What you will do
Each line of the data that includes the string "time" is to be copied out.
··· Task data
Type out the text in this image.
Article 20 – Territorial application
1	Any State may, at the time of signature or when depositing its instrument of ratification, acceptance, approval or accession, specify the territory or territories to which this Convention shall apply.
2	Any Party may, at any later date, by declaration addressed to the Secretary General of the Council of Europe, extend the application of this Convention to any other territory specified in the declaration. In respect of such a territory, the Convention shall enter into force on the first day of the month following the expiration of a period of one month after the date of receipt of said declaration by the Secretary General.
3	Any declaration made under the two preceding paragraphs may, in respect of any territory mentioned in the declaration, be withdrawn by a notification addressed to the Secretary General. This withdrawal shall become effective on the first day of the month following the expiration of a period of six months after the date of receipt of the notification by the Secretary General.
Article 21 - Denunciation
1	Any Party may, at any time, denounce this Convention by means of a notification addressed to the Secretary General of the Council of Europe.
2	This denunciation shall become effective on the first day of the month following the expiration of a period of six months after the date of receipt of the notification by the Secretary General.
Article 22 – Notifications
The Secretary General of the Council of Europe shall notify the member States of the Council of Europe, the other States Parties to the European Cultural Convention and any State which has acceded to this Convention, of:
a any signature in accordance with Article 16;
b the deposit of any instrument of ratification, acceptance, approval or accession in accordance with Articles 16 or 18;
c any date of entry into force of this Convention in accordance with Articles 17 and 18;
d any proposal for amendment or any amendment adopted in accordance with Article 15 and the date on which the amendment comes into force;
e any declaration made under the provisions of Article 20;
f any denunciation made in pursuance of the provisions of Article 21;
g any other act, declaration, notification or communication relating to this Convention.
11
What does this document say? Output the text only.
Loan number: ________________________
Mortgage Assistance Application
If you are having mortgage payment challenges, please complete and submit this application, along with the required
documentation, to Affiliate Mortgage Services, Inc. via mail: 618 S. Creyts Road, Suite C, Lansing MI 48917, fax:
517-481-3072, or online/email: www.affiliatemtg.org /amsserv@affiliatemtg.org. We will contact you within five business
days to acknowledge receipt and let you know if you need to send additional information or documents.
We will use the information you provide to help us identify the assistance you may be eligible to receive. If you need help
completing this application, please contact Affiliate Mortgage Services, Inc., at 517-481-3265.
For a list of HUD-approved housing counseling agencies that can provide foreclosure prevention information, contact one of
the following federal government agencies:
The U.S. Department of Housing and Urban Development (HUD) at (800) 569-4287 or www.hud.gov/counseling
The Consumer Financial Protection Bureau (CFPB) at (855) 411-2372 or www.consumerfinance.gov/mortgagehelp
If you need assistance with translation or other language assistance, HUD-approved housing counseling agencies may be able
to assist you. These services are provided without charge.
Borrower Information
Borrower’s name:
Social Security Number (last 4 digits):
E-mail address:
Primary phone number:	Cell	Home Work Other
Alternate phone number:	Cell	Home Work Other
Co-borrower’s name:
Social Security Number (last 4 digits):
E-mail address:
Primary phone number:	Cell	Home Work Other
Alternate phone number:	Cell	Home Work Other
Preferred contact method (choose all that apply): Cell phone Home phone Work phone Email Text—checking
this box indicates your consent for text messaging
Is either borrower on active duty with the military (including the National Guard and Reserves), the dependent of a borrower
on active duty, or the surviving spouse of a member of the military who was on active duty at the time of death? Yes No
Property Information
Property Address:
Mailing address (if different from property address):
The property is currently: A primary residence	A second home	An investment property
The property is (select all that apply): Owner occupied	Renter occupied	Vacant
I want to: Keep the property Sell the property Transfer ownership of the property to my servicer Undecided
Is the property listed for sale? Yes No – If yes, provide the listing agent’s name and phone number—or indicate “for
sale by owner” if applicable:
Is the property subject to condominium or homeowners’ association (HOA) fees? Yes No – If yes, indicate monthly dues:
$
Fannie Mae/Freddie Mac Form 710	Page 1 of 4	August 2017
······
Expected output
1	Any State may, at the time of signature or when depositing its instrument of ratification, acceptance, approval or accession, specify the territory or territories to which this Convention shall apply.
1	Any Party may, at any time, denounce this Convention by means of a notification addressed to the Secretary General of the Council of Europe.
on active duty, or the surviving spouse of a member of the military who was on active duty at the time of death? Yes No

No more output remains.